INPUT FOR THIS TASK:

■ ■ ■ ■ ■

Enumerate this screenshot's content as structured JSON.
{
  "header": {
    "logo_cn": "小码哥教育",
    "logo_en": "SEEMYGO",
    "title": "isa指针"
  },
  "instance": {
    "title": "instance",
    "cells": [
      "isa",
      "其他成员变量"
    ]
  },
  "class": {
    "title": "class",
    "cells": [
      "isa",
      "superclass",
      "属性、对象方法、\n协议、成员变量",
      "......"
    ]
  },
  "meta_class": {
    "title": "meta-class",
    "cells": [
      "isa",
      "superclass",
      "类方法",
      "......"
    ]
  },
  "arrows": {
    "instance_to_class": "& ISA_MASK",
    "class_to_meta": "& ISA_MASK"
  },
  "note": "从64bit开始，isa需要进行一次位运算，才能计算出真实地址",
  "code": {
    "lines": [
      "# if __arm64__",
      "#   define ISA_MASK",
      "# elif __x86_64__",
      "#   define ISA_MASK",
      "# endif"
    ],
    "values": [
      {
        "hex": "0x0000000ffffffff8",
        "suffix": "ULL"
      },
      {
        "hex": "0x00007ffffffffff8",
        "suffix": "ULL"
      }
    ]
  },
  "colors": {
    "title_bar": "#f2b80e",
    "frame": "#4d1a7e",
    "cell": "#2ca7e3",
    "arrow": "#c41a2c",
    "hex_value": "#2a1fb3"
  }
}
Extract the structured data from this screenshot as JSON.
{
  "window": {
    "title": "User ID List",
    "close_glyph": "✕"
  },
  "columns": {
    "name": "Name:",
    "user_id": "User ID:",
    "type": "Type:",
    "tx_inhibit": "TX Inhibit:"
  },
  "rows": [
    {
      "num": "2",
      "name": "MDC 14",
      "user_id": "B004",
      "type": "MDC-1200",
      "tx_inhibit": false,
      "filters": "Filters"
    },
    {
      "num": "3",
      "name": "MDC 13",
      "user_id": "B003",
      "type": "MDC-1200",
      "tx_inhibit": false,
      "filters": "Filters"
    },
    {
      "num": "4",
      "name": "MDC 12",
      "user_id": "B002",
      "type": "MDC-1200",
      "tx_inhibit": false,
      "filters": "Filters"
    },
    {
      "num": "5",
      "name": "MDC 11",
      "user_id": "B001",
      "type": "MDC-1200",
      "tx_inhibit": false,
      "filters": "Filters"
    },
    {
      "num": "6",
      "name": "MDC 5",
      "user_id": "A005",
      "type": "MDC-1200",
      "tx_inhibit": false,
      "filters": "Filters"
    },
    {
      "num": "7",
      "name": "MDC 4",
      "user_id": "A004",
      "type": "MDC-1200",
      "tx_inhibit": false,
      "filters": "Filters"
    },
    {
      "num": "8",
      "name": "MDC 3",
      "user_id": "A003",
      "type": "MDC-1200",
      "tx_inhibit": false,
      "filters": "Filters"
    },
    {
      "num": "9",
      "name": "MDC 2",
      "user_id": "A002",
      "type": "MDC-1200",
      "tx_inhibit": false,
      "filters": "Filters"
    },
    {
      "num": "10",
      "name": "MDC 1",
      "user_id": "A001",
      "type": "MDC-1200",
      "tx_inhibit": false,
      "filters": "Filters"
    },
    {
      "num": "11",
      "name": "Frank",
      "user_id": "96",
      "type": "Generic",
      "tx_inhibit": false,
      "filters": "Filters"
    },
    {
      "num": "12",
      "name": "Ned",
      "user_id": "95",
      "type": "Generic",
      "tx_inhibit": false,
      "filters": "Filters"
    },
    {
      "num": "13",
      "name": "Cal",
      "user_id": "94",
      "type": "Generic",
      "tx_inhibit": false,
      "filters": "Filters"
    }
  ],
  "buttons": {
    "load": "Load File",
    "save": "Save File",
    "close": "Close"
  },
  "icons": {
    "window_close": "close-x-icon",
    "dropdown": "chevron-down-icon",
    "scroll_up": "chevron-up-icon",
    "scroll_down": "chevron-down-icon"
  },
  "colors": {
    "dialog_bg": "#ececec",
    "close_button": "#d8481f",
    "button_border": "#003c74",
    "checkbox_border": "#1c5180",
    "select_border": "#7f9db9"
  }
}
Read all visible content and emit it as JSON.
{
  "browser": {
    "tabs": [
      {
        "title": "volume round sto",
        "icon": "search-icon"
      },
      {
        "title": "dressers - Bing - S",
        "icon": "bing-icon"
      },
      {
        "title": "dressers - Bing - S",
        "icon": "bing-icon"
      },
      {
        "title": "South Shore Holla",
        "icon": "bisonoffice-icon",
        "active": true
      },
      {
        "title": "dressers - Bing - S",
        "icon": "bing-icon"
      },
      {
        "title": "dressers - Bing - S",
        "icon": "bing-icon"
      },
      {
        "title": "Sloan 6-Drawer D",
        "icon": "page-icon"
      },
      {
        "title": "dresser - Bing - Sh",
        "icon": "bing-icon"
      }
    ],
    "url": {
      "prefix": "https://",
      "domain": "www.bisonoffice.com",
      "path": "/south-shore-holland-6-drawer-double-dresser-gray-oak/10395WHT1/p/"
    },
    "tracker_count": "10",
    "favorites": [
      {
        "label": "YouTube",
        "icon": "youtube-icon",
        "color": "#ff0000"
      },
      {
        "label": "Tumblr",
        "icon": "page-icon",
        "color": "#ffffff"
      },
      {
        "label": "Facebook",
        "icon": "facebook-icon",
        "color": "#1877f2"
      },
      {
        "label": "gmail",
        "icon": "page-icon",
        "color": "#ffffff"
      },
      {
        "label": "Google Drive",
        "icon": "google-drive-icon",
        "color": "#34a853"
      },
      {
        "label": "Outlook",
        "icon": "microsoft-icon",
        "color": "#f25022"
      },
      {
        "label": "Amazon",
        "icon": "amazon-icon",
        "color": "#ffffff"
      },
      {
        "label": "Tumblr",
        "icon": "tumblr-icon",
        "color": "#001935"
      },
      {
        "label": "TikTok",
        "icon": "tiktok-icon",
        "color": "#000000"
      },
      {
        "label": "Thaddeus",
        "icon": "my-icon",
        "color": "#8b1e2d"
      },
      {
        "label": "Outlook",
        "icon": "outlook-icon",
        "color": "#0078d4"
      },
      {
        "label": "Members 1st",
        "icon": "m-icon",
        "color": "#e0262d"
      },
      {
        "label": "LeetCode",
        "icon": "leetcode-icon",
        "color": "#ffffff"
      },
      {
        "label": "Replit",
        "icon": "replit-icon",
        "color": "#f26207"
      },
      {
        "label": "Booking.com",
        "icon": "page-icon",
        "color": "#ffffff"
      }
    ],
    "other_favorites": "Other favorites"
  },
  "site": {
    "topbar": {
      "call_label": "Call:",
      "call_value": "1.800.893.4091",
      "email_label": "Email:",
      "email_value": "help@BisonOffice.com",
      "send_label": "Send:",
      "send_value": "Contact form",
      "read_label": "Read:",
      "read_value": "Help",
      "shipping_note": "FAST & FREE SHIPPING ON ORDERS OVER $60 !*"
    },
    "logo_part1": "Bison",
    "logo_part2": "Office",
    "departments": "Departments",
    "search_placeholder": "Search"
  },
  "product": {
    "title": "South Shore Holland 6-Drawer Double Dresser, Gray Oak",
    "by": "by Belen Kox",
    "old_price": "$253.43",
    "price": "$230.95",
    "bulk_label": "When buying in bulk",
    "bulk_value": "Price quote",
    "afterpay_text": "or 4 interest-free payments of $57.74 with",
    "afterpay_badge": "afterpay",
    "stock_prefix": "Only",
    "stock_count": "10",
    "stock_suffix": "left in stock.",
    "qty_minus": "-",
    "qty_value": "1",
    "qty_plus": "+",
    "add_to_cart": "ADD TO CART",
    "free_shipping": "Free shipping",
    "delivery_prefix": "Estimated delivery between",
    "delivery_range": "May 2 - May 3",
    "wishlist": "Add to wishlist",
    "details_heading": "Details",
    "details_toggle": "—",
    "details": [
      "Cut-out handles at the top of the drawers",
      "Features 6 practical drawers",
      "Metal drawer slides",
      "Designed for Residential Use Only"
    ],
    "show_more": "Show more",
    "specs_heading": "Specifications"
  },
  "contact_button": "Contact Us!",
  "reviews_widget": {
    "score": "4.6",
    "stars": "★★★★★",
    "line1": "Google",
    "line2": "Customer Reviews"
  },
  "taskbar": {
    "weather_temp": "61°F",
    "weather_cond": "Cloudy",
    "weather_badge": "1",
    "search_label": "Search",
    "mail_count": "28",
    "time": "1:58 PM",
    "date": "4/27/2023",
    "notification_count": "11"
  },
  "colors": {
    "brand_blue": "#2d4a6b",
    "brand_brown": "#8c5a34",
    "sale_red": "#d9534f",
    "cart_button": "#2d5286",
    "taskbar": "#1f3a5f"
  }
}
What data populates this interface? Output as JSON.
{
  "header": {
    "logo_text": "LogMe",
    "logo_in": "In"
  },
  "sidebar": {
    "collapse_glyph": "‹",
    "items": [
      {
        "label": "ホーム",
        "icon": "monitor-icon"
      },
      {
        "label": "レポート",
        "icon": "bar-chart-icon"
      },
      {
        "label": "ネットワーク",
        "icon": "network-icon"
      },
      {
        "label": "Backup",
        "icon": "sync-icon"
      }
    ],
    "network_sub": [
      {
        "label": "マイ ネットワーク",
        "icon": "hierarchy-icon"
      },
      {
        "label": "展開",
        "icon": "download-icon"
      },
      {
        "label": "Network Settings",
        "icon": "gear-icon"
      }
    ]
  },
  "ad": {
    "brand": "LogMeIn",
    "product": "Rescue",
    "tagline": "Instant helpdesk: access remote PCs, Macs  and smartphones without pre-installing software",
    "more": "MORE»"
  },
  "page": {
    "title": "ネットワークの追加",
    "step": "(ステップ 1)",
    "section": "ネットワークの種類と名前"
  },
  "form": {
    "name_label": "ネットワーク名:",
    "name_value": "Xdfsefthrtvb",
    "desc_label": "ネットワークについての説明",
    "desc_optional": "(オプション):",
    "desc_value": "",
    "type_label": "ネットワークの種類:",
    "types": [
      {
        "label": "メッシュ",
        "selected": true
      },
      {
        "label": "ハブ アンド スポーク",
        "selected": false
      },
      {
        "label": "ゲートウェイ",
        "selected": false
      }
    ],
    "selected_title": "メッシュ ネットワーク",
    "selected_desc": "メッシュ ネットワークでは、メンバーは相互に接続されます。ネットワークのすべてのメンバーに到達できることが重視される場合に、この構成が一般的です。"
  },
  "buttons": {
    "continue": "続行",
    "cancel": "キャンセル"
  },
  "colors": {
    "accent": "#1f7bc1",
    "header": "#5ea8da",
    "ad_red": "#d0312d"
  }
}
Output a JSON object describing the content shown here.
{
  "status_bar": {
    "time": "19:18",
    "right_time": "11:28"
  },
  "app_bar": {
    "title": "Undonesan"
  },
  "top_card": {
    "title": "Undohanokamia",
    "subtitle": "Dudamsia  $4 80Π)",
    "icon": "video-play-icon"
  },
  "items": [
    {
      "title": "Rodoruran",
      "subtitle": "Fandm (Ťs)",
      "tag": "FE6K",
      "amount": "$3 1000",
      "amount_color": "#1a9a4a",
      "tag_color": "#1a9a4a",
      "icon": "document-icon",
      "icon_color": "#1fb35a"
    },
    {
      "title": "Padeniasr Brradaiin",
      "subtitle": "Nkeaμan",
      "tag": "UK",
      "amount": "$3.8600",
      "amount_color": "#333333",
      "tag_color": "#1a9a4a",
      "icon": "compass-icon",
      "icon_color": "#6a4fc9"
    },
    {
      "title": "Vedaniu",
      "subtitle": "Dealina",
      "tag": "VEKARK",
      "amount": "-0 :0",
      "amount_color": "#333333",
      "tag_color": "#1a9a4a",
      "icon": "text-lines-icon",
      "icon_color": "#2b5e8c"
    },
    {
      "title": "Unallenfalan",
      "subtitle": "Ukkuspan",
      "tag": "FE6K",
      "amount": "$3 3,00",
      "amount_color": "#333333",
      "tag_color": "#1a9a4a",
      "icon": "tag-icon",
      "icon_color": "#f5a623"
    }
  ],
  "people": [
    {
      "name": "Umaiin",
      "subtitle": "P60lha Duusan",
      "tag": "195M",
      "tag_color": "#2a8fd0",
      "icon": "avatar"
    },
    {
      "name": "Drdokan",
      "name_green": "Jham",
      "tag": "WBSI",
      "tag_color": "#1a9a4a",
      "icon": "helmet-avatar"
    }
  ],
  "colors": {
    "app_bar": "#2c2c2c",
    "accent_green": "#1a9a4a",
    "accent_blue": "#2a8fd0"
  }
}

■ ■ ■ ■ ■

GIVEN EXERCISE: Emit verbatim the lines running from the one with "Output a JSON" through the last line of the data, both endpoints inclusive.

RESPONSE FOR THIS EXERCISE:
Output a JSON object describing the content shown here.
{
  "status_bar": {
    "time": "19:18",
    "right_time": "11:28"
  },
  "app_bar": {
    "title": "Undonesan"
  },
  "top_card": {
    "title": "Undohanokamia",
    "subtitle": "Dudamsia  $4 80Π)",
    "icon": "video-play-icon"
  },
  "items": [
    {
      "title": "Rodoruran",
      "subtitle": "Fandm (Ťs)",
      "tag": "FE6K",
      "amount": "$3 1000",
      "amount_color": "#1a9a4a",
      "tag_color": "#1a9a4a",
      "icon": "document-icon",
      "icon_color": "#1fb35a"
    },
    {
      "title": "Padeniasr Brradaiin",
      "subtitle": "Nkeaμan",
      "tag": "UK",
      "amount": "$3.8600",
      "amount_color": "#333333",
      "tag_color": "#1a9a4a",
      "icon": "compass-icon",
      "icon_color": "#6a4fc9"
    },
    {
      "title": "Vedaniu",
      "subtitle": "Dealina",
      "tag": "VEKARK",
      "amount": "-0 :0",
      "amount_color": "#333333",
      "tag_color": "#1a9a4a",
      "icon": "text-lines-icon",
      "icon_color": "#2b5e8c"
    },
    {
      "title": "Unallenfalan",
      "subtitle": "Ukkuspan",
      "tag": "FE6K",
      "amount": "$3 3,00",
      "amount_color": "#333333",
      "tag_color": "#1a9a4a",
      "icon": "tag-icon",
      "icon_color": "#f5a623"
    }
  ],
  "people": [
    {
      "name": "Umaiin",
      "subtitle": "P60lha Duusan",
      "tag": "195M",
      "tag_color": "#2a8fd0",
      "icon": "avatar"
    },
    {
      "name": "Drdokan",
      "name_green": "Jham",
      "tag": "WBSI",
      "tag_color": "#1a9a4a",
      "icon": "helmet-avatar"
    }
  ],
  "colors": {
    "app_bar": "#2c2c2c",
    "accent_green": "#1a9a4a",
    "accent_blue": "#2a8fd0"
  }
}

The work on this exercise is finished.